TASK INSTRUCTIONS
Return all of the data exactly as written, without the pictures.
━━ RECORDS SUPPLIED ━━
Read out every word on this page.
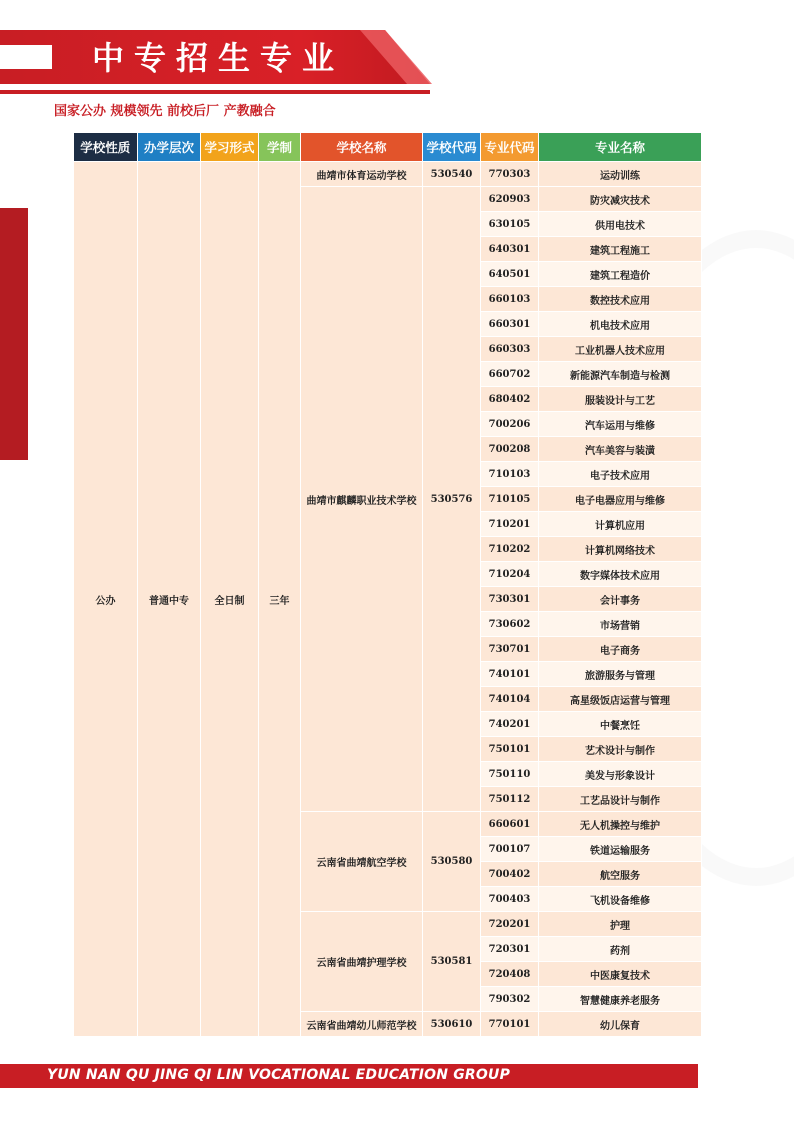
中专招生专业
国家公办 规模领先 前校后厂 产教融合
学校性质	办学层次	学习形式	学制	学校名称	学校代码	专业代码	专业名称
公办	普通中专	全日制	三年	曲靖市体育运动学校	530540	770303	运动训练
				曲靖市麒麟职业技术学校	530576	620903	防灾减灾技术
						630105	供用电技术
						640301	建筑工程施工
						640501	建筑工程造价
						660103	数控技术应用
						660301	机电技术应用
						660303	工业机器人技术应用
						660702	新能源汽车制造与检测
						680402	服装设计与工艺
						700206	汽车运用与维修
						700208	汽车美容与装潢
						710103	电子技术应用
						710105	电子电器应用与维修
						710201	计算机应用
						710202	计算机网络技术
						710204	数字媒体技术应用
						730301	会计事务
						730602	市场营销
						730701	电子商务
						740101	旅游服务与管理
						740104	高星级饭店运营与管理
						740201	中餐烹饪
						750101	艺术设计与制作
						750110	美发与形象设计
						750112	工艺品设计与制作
				云南省曲靖航空学校	530580	660601	无人机操控与维护
						700107	铁道运输服务
						700402	航空服务
						700403	飞机设备维修
				云南省曲靖护理学校	530581	720201	护理
						720301	药剂
						720408	中医康复技术
						790302	智慧健康养老服务
				云南省曲靖幼儿师范学校	530610	770101	幼儿保育
YUN NAN QU JING QI LIN VOCATIONAL EDUCATION GROUP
━━━
WRITTEN RESPONSE
Read out every word on this page.
中专招生专业
国家公办 规模领先 前校后厂 产教融合
学校性质	办学层次	学习形式	学制	学校名称	学校代码	专业代码	专业名称
公办	普通中专	全日制	三年	曲靖市体育运动学校	530540	770303	运动训练
				曲靖市麒麟职业技术学校	530576	620903	防灾减灾技术
						630105	供用电技术
						640301	建筑工程施工
						640501	建筑工程造价
						660103	数控技术应用
						660301	机电技术应用
						660303	工业机器人技术应用
						660702	新能源汽车制造与检测
						680402	服装设计与工艺
						700206	汽车运用与维修
						700208	汽车美容与装潢
						710103	电子技术应用
						710105	电子电器应用与维修
						710201	计算机应用
						710202	计算机网络技术
						710204	数字媒体技术应用
						730301	会计事务
						730602	市场营销
						730701	电子商务
						740101	旅游服务与管理
						740104	高星级饭店运营与管理
						740201	中餐烹饪
						750101	艺术设计与制作
						750110	美发与形象设计
						750112	工艺品设计与制作
				云南省曲靖航空学校	530580	660601	无人机操控与维护
						700107	铁道运输服务
						700402	航空服务
						700403	飞机设备维修
				云南省曲靖护理学校	530581	720201	护理
						720301	药剂
						720408	中医康复技术
						790302	智慧健康养老服务
				云南省曲靖幼儿师范学校	530610	770101	幼儿保育
YUN NAN QU JING QI LIN VOCATIONAL EDUCATION GROUP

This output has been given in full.